#### What you should do:
Print the full listing exactly.

#### Data entries:
··········

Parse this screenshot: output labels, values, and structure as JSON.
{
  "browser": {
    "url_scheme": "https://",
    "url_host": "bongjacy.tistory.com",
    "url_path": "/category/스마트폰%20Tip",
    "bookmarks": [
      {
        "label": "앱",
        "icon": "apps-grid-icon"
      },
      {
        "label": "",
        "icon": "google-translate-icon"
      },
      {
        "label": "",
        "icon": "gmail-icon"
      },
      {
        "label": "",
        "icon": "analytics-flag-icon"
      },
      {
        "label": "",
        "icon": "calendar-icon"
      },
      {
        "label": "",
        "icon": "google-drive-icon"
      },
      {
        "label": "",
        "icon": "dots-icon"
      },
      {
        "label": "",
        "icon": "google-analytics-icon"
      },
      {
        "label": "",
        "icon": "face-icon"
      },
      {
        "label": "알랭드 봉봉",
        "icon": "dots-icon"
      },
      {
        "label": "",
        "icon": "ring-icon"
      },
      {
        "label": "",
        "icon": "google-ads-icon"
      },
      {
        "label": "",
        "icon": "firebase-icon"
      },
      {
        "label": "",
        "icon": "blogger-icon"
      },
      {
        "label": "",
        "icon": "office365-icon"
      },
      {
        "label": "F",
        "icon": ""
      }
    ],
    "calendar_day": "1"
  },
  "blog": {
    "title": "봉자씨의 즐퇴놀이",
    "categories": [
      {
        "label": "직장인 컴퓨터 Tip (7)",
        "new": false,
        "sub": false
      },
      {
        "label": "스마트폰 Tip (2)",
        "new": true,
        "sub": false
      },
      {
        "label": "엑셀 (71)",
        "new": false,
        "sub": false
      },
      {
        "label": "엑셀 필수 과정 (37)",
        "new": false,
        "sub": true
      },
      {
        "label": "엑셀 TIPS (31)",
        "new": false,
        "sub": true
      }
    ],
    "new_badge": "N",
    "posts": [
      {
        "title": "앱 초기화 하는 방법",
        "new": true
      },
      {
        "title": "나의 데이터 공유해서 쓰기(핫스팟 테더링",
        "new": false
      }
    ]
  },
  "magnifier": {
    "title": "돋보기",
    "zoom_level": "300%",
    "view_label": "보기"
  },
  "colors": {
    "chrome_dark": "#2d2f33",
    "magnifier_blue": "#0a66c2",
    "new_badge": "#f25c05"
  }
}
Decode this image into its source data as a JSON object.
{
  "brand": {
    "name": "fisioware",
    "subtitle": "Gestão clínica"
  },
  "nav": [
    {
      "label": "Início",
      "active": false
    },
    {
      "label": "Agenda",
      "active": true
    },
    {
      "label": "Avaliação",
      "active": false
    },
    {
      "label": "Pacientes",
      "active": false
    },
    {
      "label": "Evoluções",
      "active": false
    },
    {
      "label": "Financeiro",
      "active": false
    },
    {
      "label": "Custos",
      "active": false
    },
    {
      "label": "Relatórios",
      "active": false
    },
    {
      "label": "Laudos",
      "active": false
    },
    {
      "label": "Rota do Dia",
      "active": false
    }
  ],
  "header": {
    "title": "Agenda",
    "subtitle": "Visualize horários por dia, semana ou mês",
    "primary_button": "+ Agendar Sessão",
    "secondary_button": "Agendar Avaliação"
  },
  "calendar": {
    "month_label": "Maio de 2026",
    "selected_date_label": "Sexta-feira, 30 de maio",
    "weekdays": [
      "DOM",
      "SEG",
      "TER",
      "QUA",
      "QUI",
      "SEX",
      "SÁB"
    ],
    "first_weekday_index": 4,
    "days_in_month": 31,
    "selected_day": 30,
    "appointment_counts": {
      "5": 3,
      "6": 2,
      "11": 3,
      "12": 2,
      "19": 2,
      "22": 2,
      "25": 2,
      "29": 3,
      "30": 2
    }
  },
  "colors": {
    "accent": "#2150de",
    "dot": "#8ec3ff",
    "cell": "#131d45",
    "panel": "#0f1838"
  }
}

··········

#### Correct response:
Parse this screenshot: output labels, values, and structure as JSON.
{
  "browser": {
    "url_scheme": "https://",
    "url_host": "bongjacy.tistory.com",
    "url_path": "/category/스마트폰%20Tip",
    "bookmarks": [
      {
        "label": "앱",
        "icon": "apps-grid-icon"
      },
      {
        "label": "",
        "icon": "google-translate-icon"
      },
      {
        "label": "",
        "icon": "gmail-icon"
      },
      {
        "label": "",
        "icon": "analytics-flag-icon"
      },
      {
        "label": "",
        "icon": "calendar-icon"
      },
      {
        "label": "",
        "icon": "google-drive-icon"
      },
      {
        "label": "",
        "icon": "dots-icon"
      },
      {
        "label": "",
        "icon": "google-analytics-icon"
      },
      {
        "label": "",
        "icon": "face-icon"
      },
      {
        "label": "알랭드 봉봉",
        "icon": "dots-icon"
      },
      {
        "label": "",
        "icon": "ring-icon"
      },
      {
        "label": "",
        "icon": "google-ads-icon"
      },
      {
        "label": "",
        "icon": "firebase-icon"
      },
      {
        "label": "",
        "icon": "blogger-icon"
      },
      {
        "label": "",
        "icon": "office365-icon"
      },
      {
        "label": "F",
        "icon": ""
      }
    ],
    "calendar_day": "1"
  },
  "blog": {
    "title": "봉자씨의 즐퇴놀이",
    "categories": [
      {
        "label": "직장인 컴퓨터 Tip (7)",
        "new": false,
        "sub": false
      },
      {
        "label": "스마트폰 Tip (2)",
        "new": true,
        "sub": false
      },
      {
        "label": "엑셀 (71)",
        "new": false,
        "sub": false
      },
      {
        "label": "엑셀 필수 과정 (37)",
        "new": false,
        "sub": true
      },
      {
        "label": "엑셀 TIPS (31)",
        "new": false,
        "sub": true
      }
    ],
    "new_badge": "N",
    "posts": [
      {
        "title": "앱 초기화 하는 방법",
        "new": true
      },
      {
        "title": "나의 데이터 공유해서 쓰기(핫스팟 테더링",
        "new": false
      }
    ]
  },
  "magnifier": {
    "title": "돋보기",
    "zoom_level": "300%",
    "view_label": "보기"
  },
  "colors": {
    "chrome_dark": "#2d2f33",
    "magnifier_blue": "#0a66c2",
    "new_badge": "#f25c05"
  }
}
Decode this image into its source data as a JSON object.
{
  "brand": {
    "name": "fisioware",
    "subtitle": "Gestão clínica"
  },
  "nav": [
    {
      "label": "Início",
      "active": false
    },
    {
      "label": "Agenda",
      "active": true
    },
    {
      "label": "Avaliação",
      "active": false
    },
    {
      "label": "Pacientes",
      "active": false
    },
    {
      "label": "Evoluções",
      "active": false
    },
    {
      "label": "Financeiro",
      "active": false
    },
    {
      "label": "Custos",
      "active": false
    },
    {
      "label": "Relatórios",
      "active": false
    },
    {
      "label": "Laudos",
      "active": false
    },
    {
      "label": "Rota do Dia",
      "active": false
    }
  ],
  "header": {
    "title": "Agenda",
    "subtitle": "Visualize horários por dia, semana ou mês",
    "primary_button": "+ Agendar Sessão",
    "secondary_button": "Agendar Avaliação"
  },
  "calendar": {
    "month_label": "Maio de 2026",
    "selected_date_label": "Sexta-feira, 30 de maio",
    "weekdays": [
      "DOM",
      "SEG",
      "TER",
      "QUA",
      "QUI",
      "SEX",
      "SÁB"
    ],
    "first_weekday_index": 4,
    "days_in_month": 31,
    "selected_day": 30,
    "appointment_counts": {
      "5": 3,
      "6": 2,
      "11": 3,
      "12": 2,
      "19": 2,
      "22": 2,
      "25": 2,
      "29": 3,
      "30": 2
    }
  },
  "colors": {
    "accent": "#2150de",
    "dot": "#8ec3ff",
    "cell": "#131d45",
    "panel": "#0f1838"
  }
}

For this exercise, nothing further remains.